Aim: Transcribe the material verbatim in full; the pictures do not belong in the copy.

───── Data for the task ─────

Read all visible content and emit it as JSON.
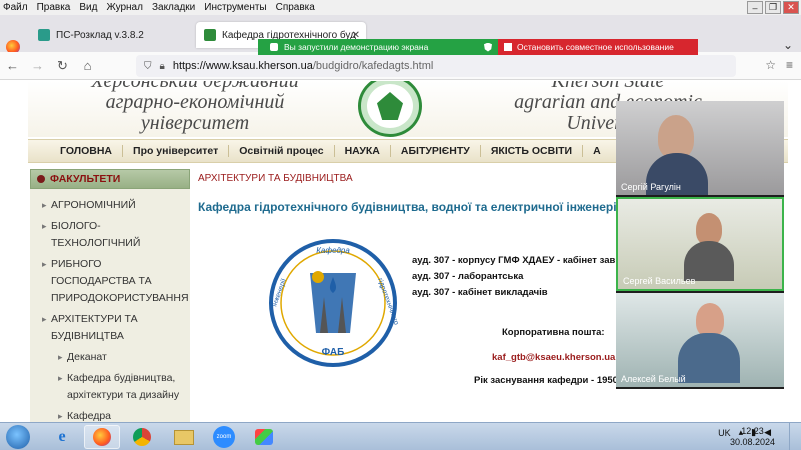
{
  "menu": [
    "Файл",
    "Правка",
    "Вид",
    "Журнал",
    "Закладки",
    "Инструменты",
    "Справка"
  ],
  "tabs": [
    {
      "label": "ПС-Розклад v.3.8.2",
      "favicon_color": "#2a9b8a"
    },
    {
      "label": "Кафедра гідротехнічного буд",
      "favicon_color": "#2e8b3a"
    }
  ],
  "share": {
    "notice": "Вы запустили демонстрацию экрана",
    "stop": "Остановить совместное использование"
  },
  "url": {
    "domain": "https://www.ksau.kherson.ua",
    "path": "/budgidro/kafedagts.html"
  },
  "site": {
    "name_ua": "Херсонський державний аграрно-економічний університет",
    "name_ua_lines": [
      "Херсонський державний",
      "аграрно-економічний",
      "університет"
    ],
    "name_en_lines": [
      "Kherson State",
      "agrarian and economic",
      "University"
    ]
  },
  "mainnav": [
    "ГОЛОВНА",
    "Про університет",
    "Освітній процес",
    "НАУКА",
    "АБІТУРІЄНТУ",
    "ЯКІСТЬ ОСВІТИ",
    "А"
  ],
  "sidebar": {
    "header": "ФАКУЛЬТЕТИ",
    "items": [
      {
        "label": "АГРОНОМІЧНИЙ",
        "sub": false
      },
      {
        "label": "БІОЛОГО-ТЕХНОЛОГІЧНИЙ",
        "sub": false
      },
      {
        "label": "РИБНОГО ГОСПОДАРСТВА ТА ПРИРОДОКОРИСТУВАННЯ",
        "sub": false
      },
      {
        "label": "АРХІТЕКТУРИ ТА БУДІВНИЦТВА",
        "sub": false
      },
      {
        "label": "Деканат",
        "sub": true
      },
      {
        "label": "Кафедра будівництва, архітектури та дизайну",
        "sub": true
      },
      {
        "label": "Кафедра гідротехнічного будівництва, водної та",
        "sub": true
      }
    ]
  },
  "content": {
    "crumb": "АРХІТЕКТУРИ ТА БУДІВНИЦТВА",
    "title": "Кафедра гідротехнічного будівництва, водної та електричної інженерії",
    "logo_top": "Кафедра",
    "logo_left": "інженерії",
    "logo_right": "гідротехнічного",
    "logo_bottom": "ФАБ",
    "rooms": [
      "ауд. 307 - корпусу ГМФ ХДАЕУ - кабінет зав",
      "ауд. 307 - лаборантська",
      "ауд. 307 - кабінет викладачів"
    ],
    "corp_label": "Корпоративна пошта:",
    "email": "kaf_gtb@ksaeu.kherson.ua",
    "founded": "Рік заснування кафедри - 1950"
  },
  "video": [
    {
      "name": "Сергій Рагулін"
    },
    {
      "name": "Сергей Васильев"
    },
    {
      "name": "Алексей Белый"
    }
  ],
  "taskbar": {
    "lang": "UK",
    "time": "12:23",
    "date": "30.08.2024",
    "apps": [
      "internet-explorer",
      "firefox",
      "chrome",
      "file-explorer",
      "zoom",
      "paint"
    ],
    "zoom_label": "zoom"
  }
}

─────

Final result:
Read all visible content and emit it as JSON.
{
  "menu": [
    "Файл",
    "Правка",
    "Вид",
    "Журнал",
    "Закладки",
    "Инструменты",
    "Справка"
  ],
  "tabs": [
    {
      "label": "ПС-Розклад v.3.8.2",
      "favicon_color": "#2a9b8a"
    },
    {
      "label": "Кафедра гідротехнічного буд",
      "favicon_color": "#2e8b3a"
    }
  ],
  "share": {
    "notice": "Вы запустили демонстрацию экрана",
    "stop": "Остановить совместное использование"
  },
  "url": {
    "domain": "https://www.ksau.kherson.ua",
    "path": "/budgidro/kafedagts.html"
  },
  "site": {
    "name_ua": "Херсонський державний аграрно-економічний університет",
    "name_ua_lines": [
      "Херсонський державний",
      "аграрно-економічний",
      "університет"
    ],
    "name_en_lines": [
      "Kherson State",
      "agrarian and economic",
      "University"
    ]
  },
  "mainnav": [
    "ГОЛОВНА",
    "Про університет",
    "Освітній процес",
    "НАУКА",
    "АБІТУРІЄНТУ",
    "ЯКІСТЬ ОСВІТИ",
    "А"
  ],
  "sidebar": {
    "header": "ФАКУЛЬТЕТИ",
    "items": [
      {
        "label": "АГРОНОМІЧНИЙ",
        "sub": false
      },
      {
        "label": "БІОЛОГО-ТЕХНОЛОГІЧНИЙ",
        "sub": false
      },
      {
        "label": "РИБНОГО ГОСПОДАРСТВА ТА ПРИРОДОКОРИСТУВАННЯ",
        "sub": false
      },
      {
        "label": "АРХІТЕКТУРИ ТА БУДІВНИЦТВА",
        "sub": false
      },
      {
        "label": "Деканат",
        "sub": true
      },
      {
        "label": "Кафедра будівництва, архітектури та дизайну",
        "sub": true
      },
      {
        "label": "Кафедра гідротехнічного будівництва, водної та",
        "sub": true
      }
    ]
  },
  "content": {
    "crumb": "АРХІТЕКТУРИ ТА БУДІВНИЦТВА",
    "title": "Кафедра гідротехнічного будівництва, водної та електричної інженерії",
    "logo_top": "Кафедра",
    "logo_left": "інженерії",
    "logo_right": "гідротехнічного",
    "logo_bottom": "ФАБ",
    "rooms": [
      "ауд. 307 - корпусу ГМФ ХДАЕУ - кабінет зав",
      "ауд. 307 - лаборантська",
      "ауд. 307 - кабінет викладачів"
    ],
    "corp_label": "Корпоративна пошта:",
    "email": "kaf_gtb@ksaeu.kherson.ua",
    "founded": "Рік заснування кафедри - 1950"
  },
  "video": [
    {
      "name": "Сергій Рагулін"
    },
    {
      "name": "Сергей Васильев"
    },
    {
      "name": "Алексей Белый"
    }
  ],
  "taskbar": {
    "lang": "UK",
    "time": "12:23",
    "date": "30.08.2024",
    "apps": [
      "internet-explorer",
      "firefox",
      "chrome",
      "file-explorer",
      "zoom",
      "paint"
    ],
    "zoom_label": "zoom"
  }
}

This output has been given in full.